STATED EXERCISE: Everything in the listing should be restated word for word.

RECORDS SHOWN:
************

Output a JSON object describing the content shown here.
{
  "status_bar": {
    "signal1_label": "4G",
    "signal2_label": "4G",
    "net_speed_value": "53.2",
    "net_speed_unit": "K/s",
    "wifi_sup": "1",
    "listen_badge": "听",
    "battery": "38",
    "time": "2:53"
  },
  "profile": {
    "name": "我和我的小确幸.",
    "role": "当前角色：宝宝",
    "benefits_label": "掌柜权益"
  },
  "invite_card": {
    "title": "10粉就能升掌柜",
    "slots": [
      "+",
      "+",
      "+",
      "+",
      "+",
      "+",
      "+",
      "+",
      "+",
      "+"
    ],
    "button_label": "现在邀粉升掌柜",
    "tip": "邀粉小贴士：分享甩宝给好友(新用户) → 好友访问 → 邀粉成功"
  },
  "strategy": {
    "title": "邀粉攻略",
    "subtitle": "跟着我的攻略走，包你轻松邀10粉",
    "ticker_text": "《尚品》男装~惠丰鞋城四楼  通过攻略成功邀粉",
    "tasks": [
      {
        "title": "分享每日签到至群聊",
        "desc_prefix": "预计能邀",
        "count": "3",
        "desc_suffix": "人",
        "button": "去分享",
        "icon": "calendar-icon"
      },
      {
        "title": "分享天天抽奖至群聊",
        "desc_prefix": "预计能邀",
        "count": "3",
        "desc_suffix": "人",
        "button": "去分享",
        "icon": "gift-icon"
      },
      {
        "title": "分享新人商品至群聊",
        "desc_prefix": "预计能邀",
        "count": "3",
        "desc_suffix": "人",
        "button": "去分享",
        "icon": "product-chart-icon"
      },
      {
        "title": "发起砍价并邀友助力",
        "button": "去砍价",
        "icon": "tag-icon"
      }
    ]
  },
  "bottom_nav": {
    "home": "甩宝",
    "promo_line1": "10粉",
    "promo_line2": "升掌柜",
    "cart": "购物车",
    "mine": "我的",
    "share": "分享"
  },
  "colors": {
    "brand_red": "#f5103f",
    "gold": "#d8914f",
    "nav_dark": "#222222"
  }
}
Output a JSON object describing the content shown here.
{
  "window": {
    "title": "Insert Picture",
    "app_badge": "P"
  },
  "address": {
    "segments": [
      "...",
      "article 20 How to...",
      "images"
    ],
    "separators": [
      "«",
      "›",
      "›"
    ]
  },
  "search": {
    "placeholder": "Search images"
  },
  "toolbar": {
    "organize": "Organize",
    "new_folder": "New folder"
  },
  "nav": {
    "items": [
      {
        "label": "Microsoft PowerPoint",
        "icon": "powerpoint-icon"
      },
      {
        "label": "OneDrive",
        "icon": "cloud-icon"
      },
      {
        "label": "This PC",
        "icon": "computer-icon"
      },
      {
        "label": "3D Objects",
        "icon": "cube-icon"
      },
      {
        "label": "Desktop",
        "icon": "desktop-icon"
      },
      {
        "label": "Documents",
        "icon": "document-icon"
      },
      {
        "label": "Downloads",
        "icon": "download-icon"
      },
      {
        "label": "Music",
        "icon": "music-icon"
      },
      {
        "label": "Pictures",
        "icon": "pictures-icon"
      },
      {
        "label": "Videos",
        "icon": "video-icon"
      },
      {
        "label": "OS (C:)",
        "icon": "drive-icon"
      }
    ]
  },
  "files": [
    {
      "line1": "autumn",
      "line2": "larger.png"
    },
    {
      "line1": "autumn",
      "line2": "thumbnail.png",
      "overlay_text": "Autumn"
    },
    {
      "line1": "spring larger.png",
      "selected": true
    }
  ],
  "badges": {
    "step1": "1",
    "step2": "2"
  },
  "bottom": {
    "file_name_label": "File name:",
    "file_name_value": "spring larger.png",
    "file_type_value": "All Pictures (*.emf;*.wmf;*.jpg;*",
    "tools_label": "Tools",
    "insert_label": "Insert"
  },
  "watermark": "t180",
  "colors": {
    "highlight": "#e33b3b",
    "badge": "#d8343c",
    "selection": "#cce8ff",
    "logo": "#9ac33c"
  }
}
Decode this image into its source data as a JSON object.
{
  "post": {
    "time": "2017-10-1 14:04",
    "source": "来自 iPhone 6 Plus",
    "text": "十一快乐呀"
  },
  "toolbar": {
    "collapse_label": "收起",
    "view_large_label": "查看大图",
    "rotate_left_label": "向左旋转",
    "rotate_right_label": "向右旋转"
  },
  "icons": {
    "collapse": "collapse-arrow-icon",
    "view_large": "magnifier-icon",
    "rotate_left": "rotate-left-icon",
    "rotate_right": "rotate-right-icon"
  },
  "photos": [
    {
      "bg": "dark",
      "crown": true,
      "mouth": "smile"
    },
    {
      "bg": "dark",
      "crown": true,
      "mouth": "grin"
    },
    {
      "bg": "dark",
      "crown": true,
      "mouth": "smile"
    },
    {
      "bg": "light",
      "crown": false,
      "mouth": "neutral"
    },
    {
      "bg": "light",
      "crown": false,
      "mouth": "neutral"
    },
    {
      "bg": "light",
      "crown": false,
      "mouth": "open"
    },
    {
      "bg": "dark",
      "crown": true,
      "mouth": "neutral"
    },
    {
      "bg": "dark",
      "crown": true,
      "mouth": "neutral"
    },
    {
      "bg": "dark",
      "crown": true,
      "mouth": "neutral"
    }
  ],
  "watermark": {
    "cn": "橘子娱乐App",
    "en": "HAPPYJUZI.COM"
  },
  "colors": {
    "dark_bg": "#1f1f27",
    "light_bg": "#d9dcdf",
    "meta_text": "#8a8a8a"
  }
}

************

EXPECTED ANSWER:
Output a JSON object describing the content shown here.
{
  "status_bar": {
    "signal1_label": "4G",
    "signal2_label": "4G",
    "net_speed_value": "53.2",
    "net_speed_unit": "K/s",
    "wifi_sup": "1",
    "listen_badge": "听",
    "battery": "38",
    "time": "2:53"
  },
  "profile": {
    "name": "我和我的小确幸.",
    "role": "当前角色：宝宝",
    "benefits_label": "掌柜权益"
  },
  "invite_card": {
    "title": "10粉就能升掌柜",
    "slots": [
      "+",
      "+",
      "+",
      "+",
      "+",
      "+",
      "+",
      "+",
      "+",
      "+"
    ],
    "button_label": "现在邀粉升掌柜",
    "tip": "邀粉小贴士：分享甩宝给好友(新用户) → 好友访问 → 邀粉成功"
  },
  "strategy": {
    "title": "邀粉攻略",
    "subtitle": "跟着我的攻略走，包你轻松邀10粉",
    "ticker_text": "《尚品》男装~惠丰鞋城四楼  通过攻略成功邀粉",
    "tasks": [
      {
        "title": "分享每日签到至群聊",
        "desc_prefix": "预计能邀",
        "count": "3",
        "desc_suffix": "人",
        "button": "去分享",
        "icon": "calendar-icon"
      },
      {
        "title": "分享天天抽奖至群聊",
        "desc_prefix": "预计能邀",
        "count": "3",
        "desc_suffix": "人",
        "button": "去分享",
        "icon": "gift-icon"
      },
      {
        "title": "分享新人商品至群聊",
        "desc_prefix": "预计能邀",
        "count": "3",
        "desc_suffix": "人",
        "button": "去分享",
        "icon": "product-chart-icon"
      },
      {
        "title": "发起砍价并邀友助力",
        "button": "去砍价",
        "icon": "tag-icon"
      }
    ]
  },
  "bottom_nav": {
    "home": "甩宝",
    "promo_line1": "10粉",
    "promo_line2": "升掌柜",
    "cart": "购物车",
    "mine": "我的",
    "share": "分享"
  },
  "colors": {
    "brand_red": "#f5103f",
    "gold": "#d8914f",
    "nav_dark": "#222222"
  }
}
Output a JSON object describing the content shown here.
{
  "window": {
    "title": "Insert Picture",
    "app_badge": "P"
  },
  "address": {
    "segments": [
      "...",
      "article 20 How to...",
      "images"
    ],
    "separators": [
      "«",
      "›",
      "›"
    ]
  },
  "search": {
    "placeholder": "Search images"
  },
  "toolbar": {
    "organize": "Organize",
    "new_folder": "New folder"
  },
  "nav": {
    "items": [
      {
        "label": "Microsoft PowerPoint",
        "icon": "powerpoint-icon"
      },
      {
        "label": "OneDrive",
        "icon": "cloud-icon"
      },
      {
        "label": "This PC",
        "icon": "computer-icon"
      },
      {
        "label": "3D Objects",
        "icon": "cube-icon"
      },
      {
        "label": "Desktop",
        "icon": "desktop-icon"
      },
      {
        "label": "Documents",
        "icon": "document-icon"
      },
      {
        "label": "Downloads",
        "icon": "download-icon"
      },
      {
        "label": "Music",
        "icon": "music-icon"
      },
      {
        "label": "Pictures",
        "icon": "pictures-icon"
      },
      {
        "label": "Videos",
        "icon": "video-icon"
      },
      {
        "label": "OS (C:)",
        "icon": "drive-icon"
      }
    ]
  },
  "files": [
    {
      "line1": "autumn",
      "line2": "larger.png"
    },
    {
      "line1": "autumn",
      "line2": "thumbnail.png",
      "overlay_text": "Autumn"
    },
    {
      "line1": "spring larger.png",
      "selected": true
    }
  ],
  "badges": {
    "step1": "1",
    "step2": "2"
  },
  "bottom": {
    "file_name_label": "File name:",
    "file_name_value": "spring larger.png",
    "file_type_value": "All Pictures (*.emf;*.wmf;*.jpg;*",
    "tools_label": "Tools",
    "insert_label": "Insert"
  },
  "watermark": "t180",
  "colors": {
    "highlight": "#e33b3b",
    "badge": "#d8343c",
    "selection": "#cce8ff",
    "logo": "#9ac33c"
  }
}
Decode this image into its source data as a JSON object.
{
  "post": {
    "time": "2017-10-1 14:04",
    "source": "来自 iPhone 6 Plus",
    "text": "十一快乐呀"
  },
  "toolbar": {
    "collapse_label": "收起",
    "view_large_label": "查看大图",
    "rotate_left_label": "向左旋转",
    "rotate_right_label": "向右旋转"
  },
  "icons": {
    "collapse": "collapse-arrow-icon",
    "view_large": "magnifier-icon",
    "rotate_left": "rotate-left-icon",
    "rotate_right": "rotate-right-icon"
  },
  "photos": [
    {
      "bg": "dark",
      "crown": true,
      "mouth": "smile"
    },
    {
      "bg": "dark",
      "crown": true,
      "mouth": "grin"
    },
    {
      "bg": "dark",
      "crown": true,
      "mouth": "smile"
    },
    {
      "bg": "light",
      "crown": false,
      "mouth": "neutral"
    },
    {
      "bg": "light",
      "crown": false,
      "mouth": "neutral"
    },
    {
      "bg": "light",
      "crown": false,
      "mouth": "open"
    },
    {
      "bg": "dark",
      "crown": true,
      "mouth": "neutral"
    },
    {
      "bg": "dark",
      "crown": true,
      "mouth": "neutral"
    },
    {
      "bg": "dark",
      "crown": true,
      "mouth": "neutral"
    }
  ],
  "watermark": {
    "cn": "橘子娱乐App",
    "en": "HAPPYJUZI.COM"
  },
  "colors": {
    "dark_bg": "#1f1f27",
    "light_bg": "#d9dcdf",
    "meta_text": "#8a8a8a"
  }
}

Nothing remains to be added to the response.